[Start Data extract]

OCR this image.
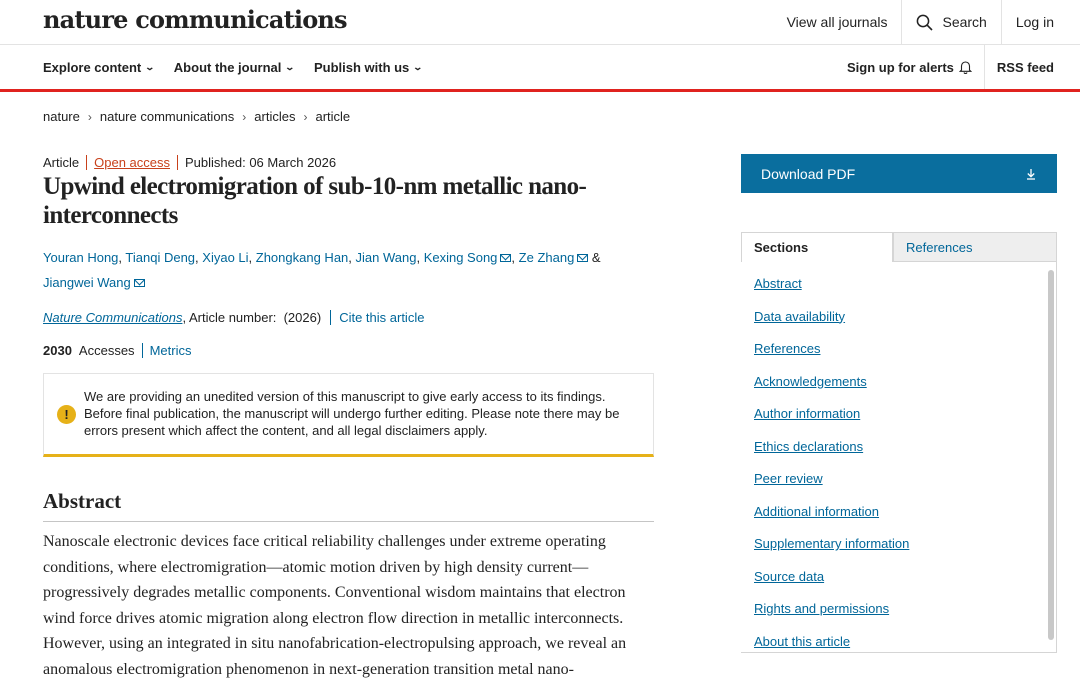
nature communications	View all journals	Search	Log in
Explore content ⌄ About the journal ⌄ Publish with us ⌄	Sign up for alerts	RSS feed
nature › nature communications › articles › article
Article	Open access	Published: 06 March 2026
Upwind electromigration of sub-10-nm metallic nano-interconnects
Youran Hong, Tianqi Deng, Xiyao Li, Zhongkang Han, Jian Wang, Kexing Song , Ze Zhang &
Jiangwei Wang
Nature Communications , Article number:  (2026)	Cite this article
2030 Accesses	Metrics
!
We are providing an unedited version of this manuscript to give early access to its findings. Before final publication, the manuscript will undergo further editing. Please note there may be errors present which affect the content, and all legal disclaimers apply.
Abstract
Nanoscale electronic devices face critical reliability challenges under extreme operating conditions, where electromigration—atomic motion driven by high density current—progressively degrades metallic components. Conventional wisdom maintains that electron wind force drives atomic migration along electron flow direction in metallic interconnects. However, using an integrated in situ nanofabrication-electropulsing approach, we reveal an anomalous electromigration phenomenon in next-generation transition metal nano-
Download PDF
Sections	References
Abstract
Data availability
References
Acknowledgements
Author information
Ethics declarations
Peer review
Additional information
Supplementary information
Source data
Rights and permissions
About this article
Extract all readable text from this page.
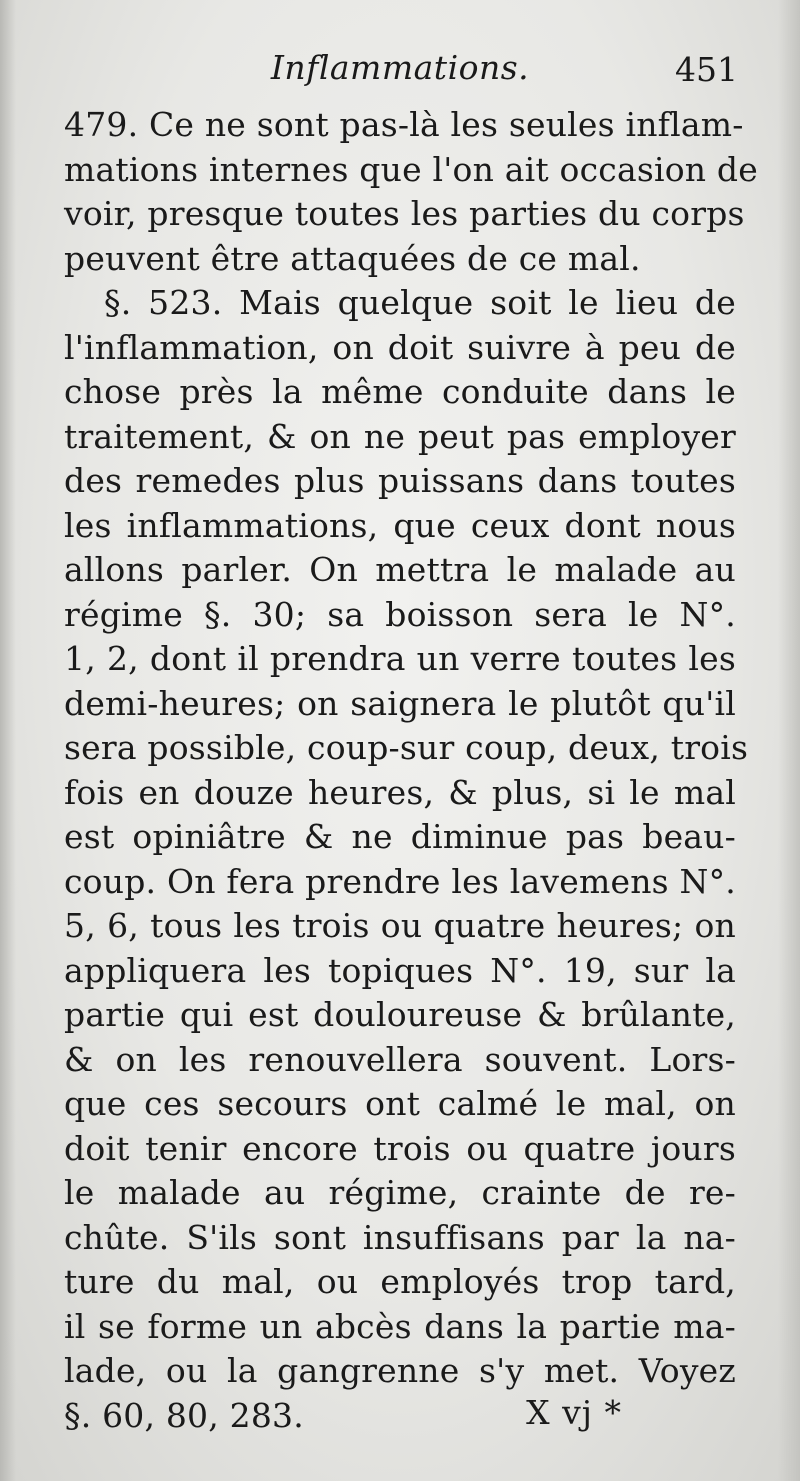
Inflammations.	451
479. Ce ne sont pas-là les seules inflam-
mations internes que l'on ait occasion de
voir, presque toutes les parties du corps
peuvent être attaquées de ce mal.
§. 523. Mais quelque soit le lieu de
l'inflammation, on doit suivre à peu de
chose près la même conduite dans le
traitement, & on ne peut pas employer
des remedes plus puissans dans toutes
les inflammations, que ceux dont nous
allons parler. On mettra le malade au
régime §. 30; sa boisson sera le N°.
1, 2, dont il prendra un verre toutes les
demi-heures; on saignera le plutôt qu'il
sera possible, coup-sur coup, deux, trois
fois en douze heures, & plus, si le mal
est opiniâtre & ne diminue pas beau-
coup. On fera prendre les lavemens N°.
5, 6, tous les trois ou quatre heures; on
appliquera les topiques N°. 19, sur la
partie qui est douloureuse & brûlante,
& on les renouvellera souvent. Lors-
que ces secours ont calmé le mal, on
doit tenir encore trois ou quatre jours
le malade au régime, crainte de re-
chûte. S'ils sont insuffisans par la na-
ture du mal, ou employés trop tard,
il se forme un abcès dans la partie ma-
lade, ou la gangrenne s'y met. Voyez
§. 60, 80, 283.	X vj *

[End Data extract]

◆ Your goal ◆
Excluding the pictures, reproduce every entry exactly as given.

◆ Answer for this exercise ◆
OCR this image.
nature communications	View all journals	Search	Log in
Explore content ⌄ About the journal ⌄ Publish with us ⌄	Sign up for alerts	RSS feed
nature › nature communications › articles › article
Article	Open access	Published: 06 March 2026
Upwind electromigration of sub-10-nm metallic nano-interconnects
Youran Hong, Tianqi Deng, Xiyao Li, Zhongkang Han, Jian Wang, Kexing Song , Ze Zhang &
Jiangwei Wang
Nature Communications , Article number:  (2026)	Cite this article
2030 Accesses	Metrics
!
We are providing an unedited version of this manuscript to give early access to its findings. Before final publication, the manuscript will undergo further editing. Please note there may be errors present which affect the content, and all legal disclaimers apply.
Abstract
Nanoscale electronic devices face critical reliability challenges under extreme operating conditions, where electromigration—atomic motion driven by high density current—progressively degrades metallic components. Conventional wisdom maintains that electron wind force drives atomic migration along electron flow direction in metallic interconnects. However, using an integrated in situ nanofabrication-electropulsing approach, we reveal an anomalous electromigration phenomenon in next-generation transition metal nano-
Download PDF
Sections	References
Abstract
Data availability
References
Acknowledgements
Author information
Ethics declarations
Peer review
Additional information
Supplementary information
Source data
Rights and permissions
About this article
Extract all readable text from this page.
Inflammations.	451
479. Ce ne sont pas-là les seules inflam-
mations internes que l'on ait occasion de
voir, presque toutes les parties du corps
peuvent être attaquées de ce mal.
§. 523. Mais quelque soit le lieu de
l'inflammation, on doit suivre à peu de
chose près la même conduite dans le
traitement, & on ne peut pas employer
des remedes plus puissans dans toutes
les inflammations, que ceux dont nous
allons parler. On mettra le malade au
régime §. 30; sa boisson sera le N°.
1, 2, dont il prendra un verre toutes les
demi-heures; on saignera le plutôt qu'il
sera possible, coup-sur coup, deux, trois
fois en douze heures, & plus, si le mal
est opiniâtre & ne diminue pas beau-
coup. On fera prendre les lavemens N°.
5, 6, tous les trois ou quatre heures; on
appliquera les topiques N°. 19, sur la
partie qui est douloureuse & brûlante,
& on les renouvellera souvent. Lors-
que ces secours ont calmé le mal, on
doit tenir encore trois ou quatre jours
le malade au régime, crainte de re-
chûte. S'ils sont insuffisans par la na-
ture du mal, ou employés trop tard,
il se forme un abcès dans la partie ma-
lade, ou la gangrenne s'y met. Voyez
§. 60, 80, 283.	X vj *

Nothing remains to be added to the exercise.